— begin —
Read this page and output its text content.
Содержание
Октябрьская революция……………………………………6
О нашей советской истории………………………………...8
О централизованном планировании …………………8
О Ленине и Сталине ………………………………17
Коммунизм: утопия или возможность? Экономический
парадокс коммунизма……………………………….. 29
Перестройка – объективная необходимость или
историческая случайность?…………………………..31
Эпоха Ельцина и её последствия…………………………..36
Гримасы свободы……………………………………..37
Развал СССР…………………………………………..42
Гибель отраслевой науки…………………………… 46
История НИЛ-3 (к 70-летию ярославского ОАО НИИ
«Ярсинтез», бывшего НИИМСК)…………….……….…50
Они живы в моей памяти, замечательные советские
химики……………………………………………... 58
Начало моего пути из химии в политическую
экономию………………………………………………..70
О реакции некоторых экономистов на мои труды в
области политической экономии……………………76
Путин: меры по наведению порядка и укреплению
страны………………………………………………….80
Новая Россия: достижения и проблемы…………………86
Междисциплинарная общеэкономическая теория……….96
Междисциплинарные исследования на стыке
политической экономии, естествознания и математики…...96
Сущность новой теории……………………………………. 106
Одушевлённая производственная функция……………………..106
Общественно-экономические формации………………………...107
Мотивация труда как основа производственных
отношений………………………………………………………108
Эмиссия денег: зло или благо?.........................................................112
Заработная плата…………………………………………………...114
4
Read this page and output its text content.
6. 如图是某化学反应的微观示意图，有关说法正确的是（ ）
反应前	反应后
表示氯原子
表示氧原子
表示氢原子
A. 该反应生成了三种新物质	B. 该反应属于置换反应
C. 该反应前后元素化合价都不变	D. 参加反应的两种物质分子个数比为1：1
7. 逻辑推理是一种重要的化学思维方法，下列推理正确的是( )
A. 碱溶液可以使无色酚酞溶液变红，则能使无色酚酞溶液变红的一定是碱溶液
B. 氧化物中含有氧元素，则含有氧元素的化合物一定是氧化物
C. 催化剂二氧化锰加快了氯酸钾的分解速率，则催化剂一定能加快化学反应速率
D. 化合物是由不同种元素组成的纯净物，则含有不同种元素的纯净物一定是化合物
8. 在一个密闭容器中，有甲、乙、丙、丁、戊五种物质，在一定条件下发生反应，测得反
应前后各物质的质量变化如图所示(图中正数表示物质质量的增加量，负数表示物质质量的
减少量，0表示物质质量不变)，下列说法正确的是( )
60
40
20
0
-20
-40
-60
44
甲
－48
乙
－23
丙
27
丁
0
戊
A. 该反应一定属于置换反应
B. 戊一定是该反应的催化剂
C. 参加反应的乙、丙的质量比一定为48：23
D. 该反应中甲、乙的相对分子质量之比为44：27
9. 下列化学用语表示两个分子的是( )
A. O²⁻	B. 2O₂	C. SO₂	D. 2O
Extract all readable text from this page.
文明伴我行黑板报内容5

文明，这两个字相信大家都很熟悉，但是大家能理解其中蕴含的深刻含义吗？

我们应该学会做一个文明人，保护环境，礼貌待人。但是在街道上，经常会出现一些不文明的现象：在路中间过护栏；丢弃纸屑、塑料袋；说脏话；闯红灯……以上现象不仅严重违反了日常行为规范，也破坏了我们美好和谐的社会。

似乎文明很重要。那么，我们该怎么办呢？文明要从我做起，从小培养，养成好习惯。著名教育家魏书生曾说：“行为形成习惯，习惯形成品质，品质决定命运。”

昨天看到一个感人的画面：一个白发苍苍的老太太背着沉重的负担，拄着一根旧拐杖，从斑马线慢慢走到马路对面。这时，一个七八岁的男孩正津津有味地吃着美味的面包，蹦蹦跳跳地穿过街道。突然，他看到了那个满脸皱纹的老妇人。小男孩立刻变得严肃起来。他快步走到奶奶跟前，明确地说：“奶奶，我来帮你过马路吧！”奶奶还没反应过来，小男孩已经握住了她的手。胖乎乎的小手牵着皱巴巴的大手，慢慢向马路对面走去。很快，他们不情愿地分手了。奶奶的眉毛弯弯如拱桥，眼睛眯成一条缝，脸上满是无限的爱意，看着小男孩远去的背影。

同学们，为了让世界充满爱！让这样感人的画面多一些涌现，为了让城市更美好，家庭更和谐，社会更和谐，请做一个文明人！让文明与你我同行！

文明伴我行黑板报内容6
— end —
Exercise brief: Copy out every line from the material above in which the word "экономии" appears.

Output of the task:
области политической экономии……………………76
политической экономии, естествознания и математики…...96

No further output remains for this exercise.